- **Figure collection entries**
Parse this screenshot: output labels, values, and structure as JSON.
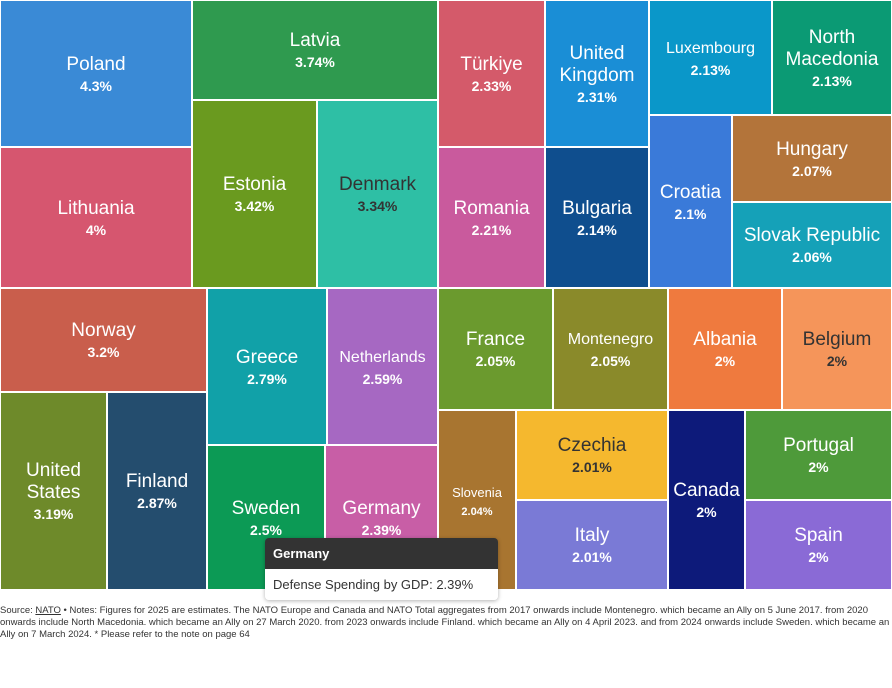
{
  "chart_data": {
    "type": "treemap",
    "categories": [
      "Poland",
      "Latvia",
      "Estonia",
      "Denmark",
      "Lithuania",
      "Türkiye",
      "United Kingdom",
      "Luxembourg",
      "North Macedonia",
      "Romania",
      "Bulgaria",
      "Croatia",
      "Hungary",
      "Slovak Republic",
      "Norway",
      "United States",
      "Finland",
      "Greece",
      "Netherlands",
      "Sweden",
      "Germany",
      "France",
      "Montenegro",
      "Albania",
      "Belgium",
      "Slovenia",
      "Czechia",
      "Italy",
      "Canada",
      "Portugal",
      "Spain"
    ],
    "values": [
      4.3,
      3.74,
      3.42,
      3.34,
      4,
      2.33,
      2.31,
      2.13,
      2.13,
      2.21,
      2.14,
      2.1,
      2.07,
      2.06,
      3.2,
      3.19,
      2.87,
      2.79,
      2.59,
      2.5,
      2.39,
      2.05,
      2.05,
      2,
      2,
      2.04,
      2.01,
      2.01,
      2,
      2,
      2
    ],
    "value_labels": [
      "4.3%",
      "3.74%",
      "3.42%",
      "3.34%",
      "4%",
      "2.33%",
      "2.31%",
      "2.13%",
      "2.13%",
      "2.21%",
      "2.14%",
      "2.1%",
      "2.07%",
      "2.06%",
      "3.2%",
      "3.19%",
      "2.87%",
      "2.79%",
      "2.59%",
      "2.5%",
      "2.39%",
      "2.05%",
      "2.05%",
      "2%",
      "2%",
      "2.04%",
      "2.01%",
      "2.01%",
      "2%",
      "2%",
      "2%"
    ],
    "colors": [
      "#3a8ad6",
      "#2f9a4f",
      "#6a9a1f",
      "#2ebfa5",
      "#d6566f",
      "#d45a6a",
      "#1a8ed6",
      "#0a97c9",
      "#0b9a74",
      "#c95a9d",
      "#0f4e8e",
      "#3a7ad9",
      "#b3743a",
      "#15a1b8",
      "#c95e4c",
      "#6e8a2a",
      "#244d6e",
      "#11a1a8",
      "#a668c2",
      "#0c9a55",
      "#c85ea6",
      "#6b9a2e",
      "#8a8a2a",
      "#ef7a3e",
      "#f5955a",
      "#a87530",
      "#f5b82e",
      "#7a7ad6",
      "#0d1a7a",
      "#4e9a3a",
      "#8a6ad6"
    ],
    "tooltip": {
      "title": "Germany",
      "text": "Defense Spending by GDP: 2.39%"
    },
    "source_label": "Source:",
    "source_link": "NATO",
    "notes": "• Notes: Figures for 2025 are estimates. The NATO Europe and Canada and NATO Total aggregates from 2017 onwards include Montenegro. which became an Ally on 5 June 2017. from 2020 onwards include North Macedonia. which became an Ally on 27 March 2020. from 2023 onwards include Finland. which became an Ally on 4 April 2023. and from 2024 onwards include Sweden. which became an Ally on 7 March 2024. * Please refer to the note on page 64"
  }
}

...

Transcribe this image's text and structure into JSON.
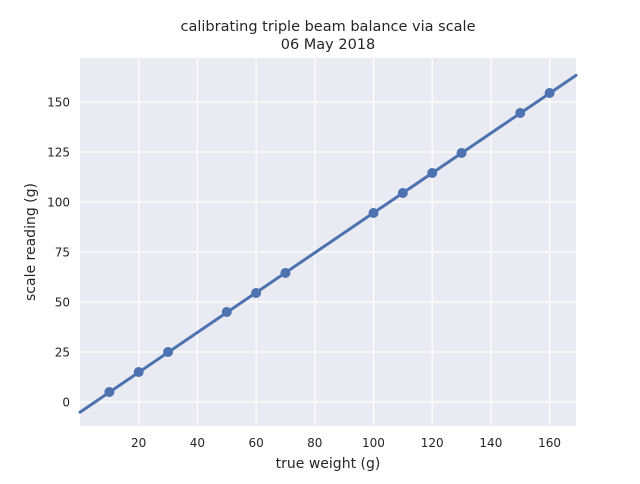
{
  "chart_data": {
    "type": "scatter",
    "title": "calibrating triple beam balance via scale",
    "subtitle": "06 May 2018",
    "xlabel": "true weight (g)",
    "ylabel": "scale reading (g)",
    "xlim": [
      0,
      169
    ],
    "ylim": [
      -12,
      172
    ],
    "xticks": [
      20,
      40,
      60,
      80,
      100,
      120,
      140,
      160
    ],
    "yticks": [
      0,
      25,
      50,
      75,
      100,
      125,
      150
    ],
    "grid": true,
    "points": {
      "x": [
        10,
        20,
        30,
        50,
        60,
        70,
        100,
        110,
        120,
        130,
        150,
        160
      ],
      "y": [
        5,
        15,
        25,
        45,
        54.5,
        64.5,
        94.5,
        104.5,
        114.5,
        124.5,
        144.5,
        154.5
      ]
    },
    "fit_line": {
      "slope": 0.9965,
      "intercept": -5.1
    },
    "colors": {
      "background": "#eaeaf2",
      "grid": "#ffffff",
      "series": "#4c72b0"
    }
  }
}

- **Exercise directions**
Copy each line of the listing that contains the string "NATO".

- **Exercise output**
    "source_link": "NATO",
    "notes": "• Notes: Figures for 2025 are estimates. The NATO Europe and Canada and NATO Total aggregates from 2017 onwards include Montenegro. which became an Ally on 5 June 2017. from 2020 onwards include North Macedonia. which became an Ally on 27 March 2020. from 2023 onwards include Finland. which became an Ally on 4 April 2023. and from 2024 onwards include Sweden. which became an Ally on 7 March 2024. * Please refer to the note on page 64"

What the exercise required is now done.